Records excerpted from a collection
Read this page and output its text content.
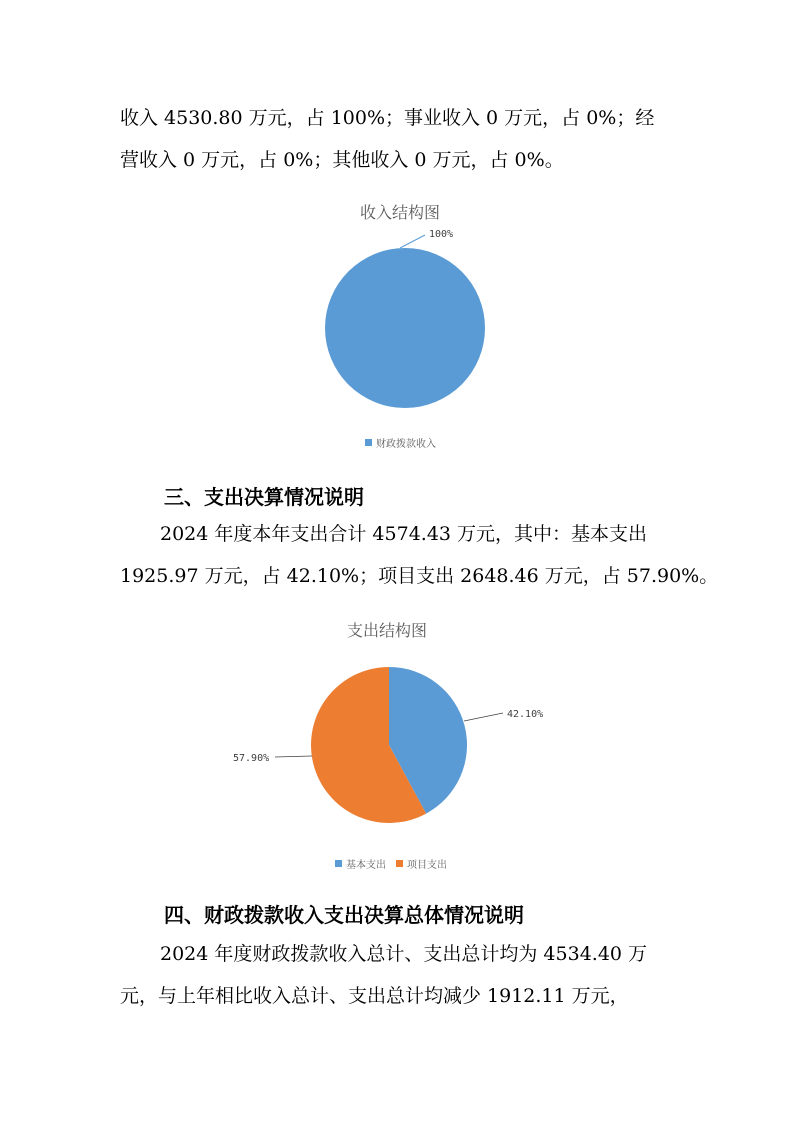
收入 4530.80 万元，占 100%；事业收入 0 万元，占 0%；经
营收入 0 万元，占 0%；其他收入 0 万元，占 0%。
收入结构图
100%
财政拨款收入
三、支出决算情况说明
2024 年度本年支出合计 4574.43 万元，其中：基本支出
1925.97 万元，占 42.10%；项目支出 2648.46 万元，占 57.90%。
支出结构图
42.10%
57.90%
基本支出 项目支出
四、财政拨款收入支出决算总体情况说明
2024 年度财政拨款收入总计、支出总计均为 4534.40 万
元，与上年相比收入总计、支出总计均减少 1912.11 万元，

What to work on: Spot every line that holds "基本支出" and copy it.

Exercise result:
2024 年度本年支出合计 4574.43 万元，其中：基本支出
基本支出 项目支出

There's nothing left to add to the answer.